### EXERCISE
Retype each line of the material exactly, please, skipping any picture in it.

(Data items)

▶

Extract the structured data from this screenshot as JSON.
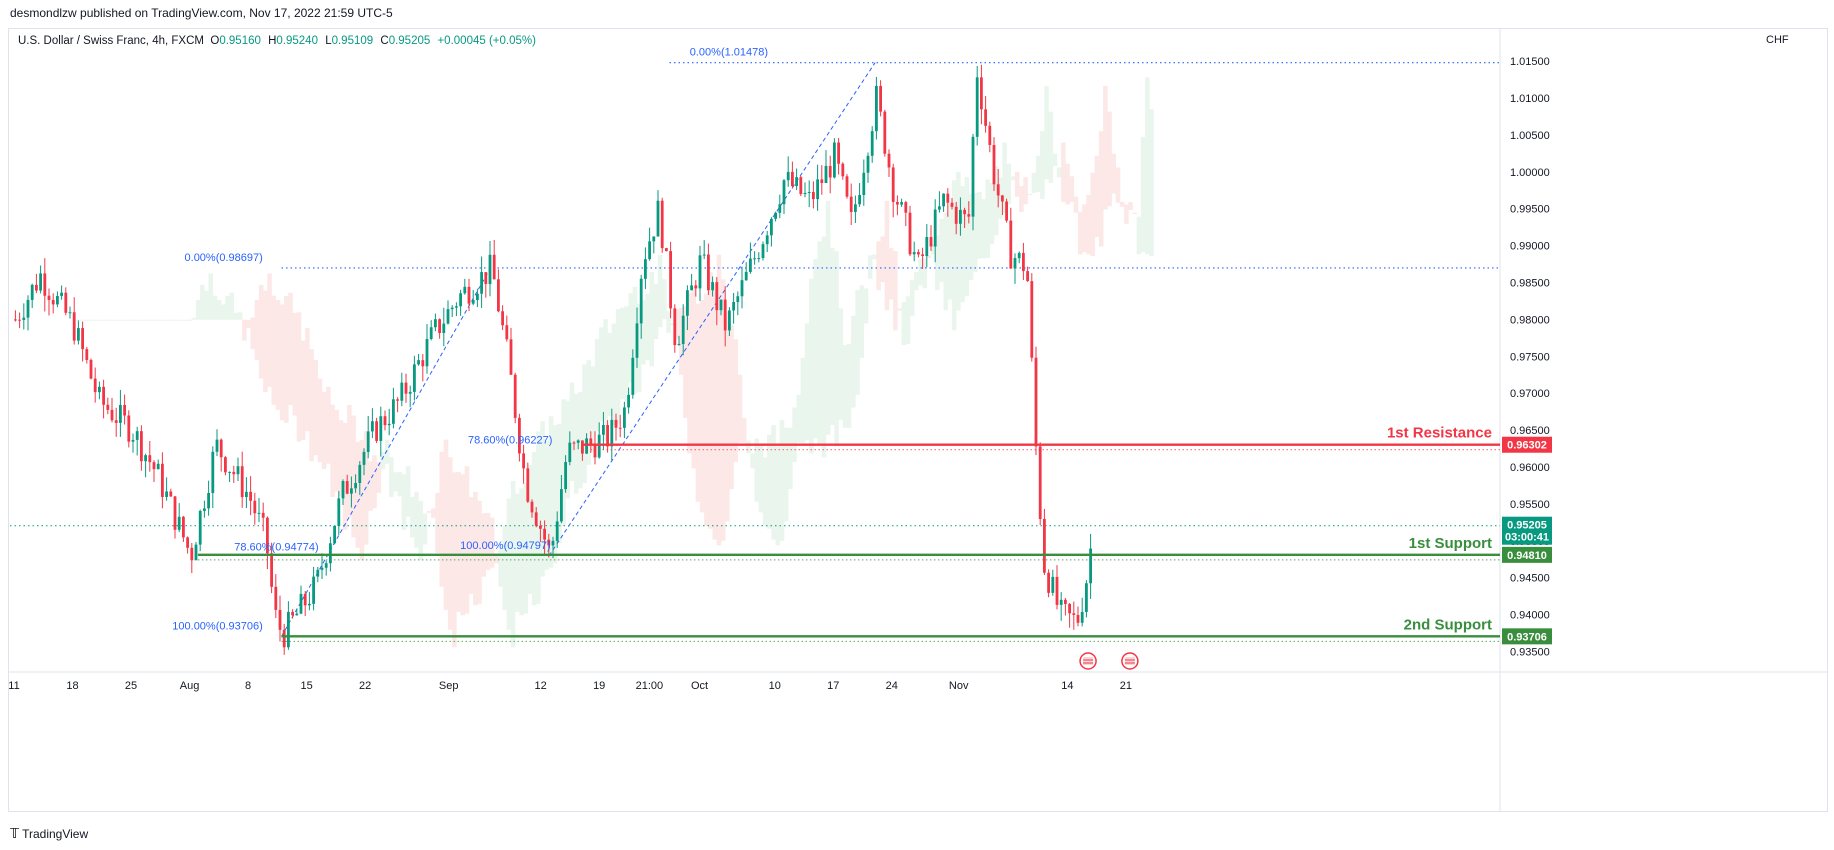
{
  "publisher_line": "desmondlzw published on TradingView.com, Nov 17, 2022 21:59 UTC-5",
  "legend": {
    "symbol": "U.S. Dollar / Swiss Franc, 4h, FXCM",
    "o_key": "O",
    "o": "0.95160",
    "h_key": "H",
    "h": "0.95240",
    "l_key": "L",
    "l": "0.95109",
    "c_key": "C",
    "c": "0.95205",
    "change": "+0.00045 (+0.05%)"
  },
  "currency": "CHF",
  "footer_brand": "TradingView",
  "colors": {
    "up": "#089981",
    "down": "#f23645",
    "resistance": "#f23645",
    "support": "#388e3c",
    "fib": "#2962ff",
    "cloud_green": "#e6f4ea",
    "cloud_red": "#fde4e4"
  },
  "chart_data": {
    "type": "candlestick",
    "ylim": [
      0.9325,
      1.0165
    ],
    "y_ticks": [
      "1.01500",
      "1.01000",
      "1.00500",
      "1.00000",
      "0.99500",
      "0.99000",
      "0.98500",
      "0.98000",
      "0.97500",
      "0.97000",
      "0.96500",
      "0.96000",
      "0.95500",
      "0.95000",
      "0.94500",
      "0.94000",
      "0.93500"
    ],
    "x_ticks": [
      "11",
      "18",
      "25",
      "Aug",
      "8",
      "15",
      "22",
      "Sep",
      "12",
      "19",
      "21:00",
      "Oct",
      "10",
      "17",
      "24",
      "Nov",
      "14",
      "21"
    ],
    "price_path": [
      {
        "d": "Jul 11",
        "p": 0.98
      },
      {
        "d": "Jul 14",
        "p": 0.986
      },
      {
        "d": "Jul 18",
        "p": 0.979
      },
      {
        "d": "Jul 21",
        "p": 0.969
      },
      {
        "d": "Jul 25",
        "p": 0.965
      },
      {
        "d": "Jul 28",
        "p": 0.959
      },
      {
        "d": "Aug 1",
        "p": 0.948
      },
      {
        "d": "Aug 4",
        "p": 0.963
      },
      {
        "d": "Aug 8",
        "p": 0.956
      },
      {
        "d": "Aug 10",
        "p": 0.95
      },
      {
        "d": "Aug 11",
        "p": 0.94
      },
      {
        "d": "Aug 12",
        "p": 0.9372
      },
      {
        "d": "Aug 16",
        "p": 0.944
      },
      {
        "d": "Aug 19",
        "p": 0.956
      },
      {
        "d": "Aug 23",
        "p": 0.965
      },
      {
        "d": "Aug 26",
        "p": 0.969
      },
      {
        "d": "Aug 30",
        "p": 0.978
      },
      {
        "d": "Sep 2",
        "p": 0.983
      },
      {
        "d": "Sep 6",
        "p": 0.9869
      },
      {
        "d": "Sep 8",
        "p": 0.974
      },
      {
        "d": "Sep 10",
        "p": 0.958
      },
      {
        "d": "Sep 13",
        "p": 0.948
      },
      {
        "d": "Sep 15",
        "p": 0.962
      },
      {
        "d": "Sep 20",
        "p": 0.964
      },
      {
        "d": "Sep 22",
        "p": 0.968
      },
      {
        "d": "Sep 24",
        "p": 0.988
      },
      {
        "d": "Sep 26",
        "p": 0.995
      },
      {
        "d": "Sep 28",
        "p": 0.977
      },
      {
        "d": "Oct 1",
        "p": 0.988
      },
      {
        "d": "Oct 4",
        "p": 0.979
      },
      {
        "d": "Oct 8",
        "p": 0.99
      },
      {
        "d": "Oct 11",
        "p": 0.999
      },
      {
        "d": "Oct 14",
        "p": 0.996
      },
      {
        "d": "Oct 17",
        "p": 1.002
      },
      {
        "d": "Oct 19",
        "p": 0.993
      },
      {
        "d": "Oct 22",
        "p": 1.01
      },
      {
        "d": "Oct 24",
        "p": 0.998
      },
      {
        "d": "Oct 27",
        "p": 0.987
      },
      {
        "d": "Oct 30",
        "p": 0.996
      },
      {
        "d": "Nov 2",
        "p": 0.993
      },
      {
        "d": "Nov 3",
        "p": 1.014
      },
      {
        "d": "Nov 5",
        "p": 1.0
      },
      {
        "d": "Nov 7",
        "p": 0.989
      },
      {
        "d": "Nov 9",
        "p": 0.987
      },
      {
        "d": "Nov 10",
        "p": 0.964
      },
      {
        "d": "Nov 11",
        "p": 0.947
      },
      {
        "d": "Nov 13",
        "p": 0.94
      },
      {
        "d": "Nov 15",
        "p": 0.939
      },
      {
        "d": "Nov 16",
        "p": 0.944
      },
      {
        "d": "Nov 17",
        "p": 0.952
      }
    ],
    "levels": [
      {
        "name": "resistance",
        "label": "1st Resistance",
        "value": 0.96302,
        "tag": "0.96302"
      },
      {
        "name": "support-1",
        "label": "1st Support",
        "value": 0.9481,
        "tag": "0.94810"
      },
      {
        "name": "support-2",
        "label": "2nd Support",
        "value": 0.93706,
        "tag": "0.93706"
      }
    ],
    "current_price": {
      "value": 0.95205,
      "tag": "0.95205",
      "countdown": "03:00:41"
    },
    "fib_labels": [
      {
        "text": "0.00%(1.01478)",
        "value": 1.01478
      },
      {
        "text": "0.00%(0.98697)",
        "value": 0.98697
      },
      {
        "text": "78.60%(0.96227)",
        "value": 0.96227
      },
      {
        "text": "78.60%(0.94774)",
        "value": 0.94774
      },
      {
        "text": "100.00%(0.94797)",
        "value": 0.94797
      },
      {
        "text": "100.00%(0.93706)",
        "value": 0.93706
      }
    ]
  }
}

◀

### TASK OUTPUT
Extract the structured data from this screenshot as JSON.
{
  "publisher_line": "desmondlzw published on TradingView.com, Nov 17, 2022 21:59 UTC-5",
  "legend": {
    "symbol": "U.S. Dollar / Swiss Franc, 4h, FXCM",
    "o_key": "O",
    "o": "0.95160",
    "h_key": "H",
    "h": "0.95240",
    "l_key": "L",
    "l": "0.95109",
    "c_key": "C",
    "c": "0.95205",
    "change": "+0.00045 (+0.05%)"
  },
  "currency": "CHF",
  "footer_brand": "TradingView",
  "colors": {
    "up": "#089981",
    "down": "#f23645",
    "resistance": "#f23645",
    "support": "#388e3c",
    "fib": "#2962ff",
    "cloud_green": "#e6f4ea",
    "cloud_red": "#fde4e4"
  },
  "chart_data": {
    "type": "candlestick",
    "ylim": [
      0.9325,
      1.0165
    ],
    "y_ticks": [
      "1.01500",
      "1.01000",
      "1.00500",
      "1.00000",
      "0.99500",
      "0.99000",
      "0.98500",
      "0.98000",
      "0.97500",
      "0.97000",
      "0.96500",
      "0.96000",
      "0.95500",
      "0.95000",
      "0.94500",
      "0.94000",
      "0.93500"
    ],
    "x_ticks": [
      "11",
      "18",
      "25",
      "Aug",
      "8",
      "15",
      "22",
      "Sep",
      "12",
      "19",
      "21:00",
      "Oct",
      "10",
      "17",
      "24",
      "Nov",
      "14",
      "21"
    ],
    "price_path": [
      {
        "d": "Jul 11",
        "p": 0.98
      },
      {
        "d": "Jul 14",
        "p": 0.986
      },
      {
        "d": "Jul 18",
        "p": 0.979
      },
      {
        "d": "Jul 21",
        "p": 0.969
      },
      {
        "d": "Jul 25",
        "p": 0.965
      },
      {
        "d": "Jul 28",
        "p": 0.959
      },
      {
        "d": "Aug 1",
        "p": 0.948
      },
      {
        "d": "Aug 4",
        "p": 0.963
      },
      {
        "d": "Aug 8",
        "p": 0.956
      },
      {
        "d": "Aug 10",
        "p": 0.95
      },
      {
        "d": "Aug 11",
        "p": 0.94
      },
      {
        "d": "Aug 12",
        "p": 0.9372
      },
      {
        "d": "Aug 16",
        "p": 0.944
      },
      {
        "d": "Aug 19",
        "p": 0.956
      },
      {
        "d": "Aug 23",
        "p": 0.965
      },
      {
        "d": "Aug 26",
        "p": 0.969
      },
      {
        "d": "Aug 30",
        "p": 0.978
      },
      {
        "d": "Sep 2",
        "p": 0.983
      },
      {
        "d": "Sep 6",
        "p": 0.9869
      },
      {
        "d": "Sep 8",
        "p": 0.974
      },
      {
        "d": "Sep 10",
        "p": 0.958
      },
      {
        "d": "Sep 13",
        "p": 0.948
      },
      {
        "d": "Sep 15",
        "p": 0.962
      },
      {
        "d": "Sep 20",
        "p": 0.964
      },
      {
        "d": "Sep 22",
        "p": 0.968
      },
      {
        "d": "Sep 24",
        "p": 0.988
      },
      {
        "d": "Sep 26",
        "p": 0.995
      },
      {
        "d": "Sep 28",
        "p": 0.977
      },
      {
        "d": "Oct 1",
        "p": 0.988
      },
      {
        "d": "Oct 4",
        "p": 0.979
      },
      {
        "d": "Oct 8",
        "p": 0.99
      },
      {
        "d": "Oct 11",
        "p": 0.999
      },
      {
        "d": "Oct 14",
        "p": 0.996
      },
      {
        "d": "Oct 17",
        "p": 1.002
      },
      {
        "d": "Oct 19",
        "p": 0.993
      },
      {
        "d": "Oct 22",
        "p": 1.01
      },
      {
        "d": "Oct 24",
        "p": 0.998
      },
      {
        "d": "Oct 27",
        "p": 0.987
      },
      {
        "d": "Oct 30",
        "p": 0.996
      },
      {
        "d": "Nov 2",
        "p": 0.993
      },
      {
        "d": "Nov 3",
        "p": 1.014
      },
      {
        "d": "Nov 5",
        "p": 1.0
      },
      {
        "d": "Nov 7",
        "p": 0.989
      },
      {
        "d": "Nov 9",
        "p": 0.987
      },
      {
        "d": "Nov 10",
        "p": 0.964
      },
      {
        "d": "Nov 11",
        "p": 0.947
      },
      {
        "d": "Nov 13",
        "p": 0.94
      },
      {
        "d": "Nov 15",
        "p": 0.939
      },
      {
        "d": "Nov 16",
        "p": 0.944
      },
      {
        "d": "Nov 17",
        "p": 0.952
      }
    ],
    "levels": [
      {
        "name": "resistance",
        "label": "1st Resistance",
        "value": 0.96302,
        "tag": "0.96302"
      },
      {
        "name": "support-1",
        "label": "1st Support",
        "value": 0.9481,
        "tag": "0.94810"
      },
      {
        "name": "support-2",
        "label": "2nd Support",
        "value": 0.93706,
        "tag": "0.93706"
      }
    ],
    "current_price": {
      "value": 0.95205,
      "tag": "0.95205",
      "countdown": "03:00:41"
    },
    "fib_labels": [
      {
        "text": "0.00%(1.01478)",
        "value": 1.01478
      },
      {
        "text": "0.00%(0.98697)",
        "value": 0.98697
      },
      {
        "text": "78.60%(0.96227)",
        "value": 0.96227
      },
      {
        "text": "78.60%(0.94774)",
        "value": 0.94774
      },
      {
        "text": "100.00%(0.94797)",
        "value": 0.94797
      },
      {
        "text": "100.00%(0.93706)",
        "value": 0.93706
      }
    ]
  }
}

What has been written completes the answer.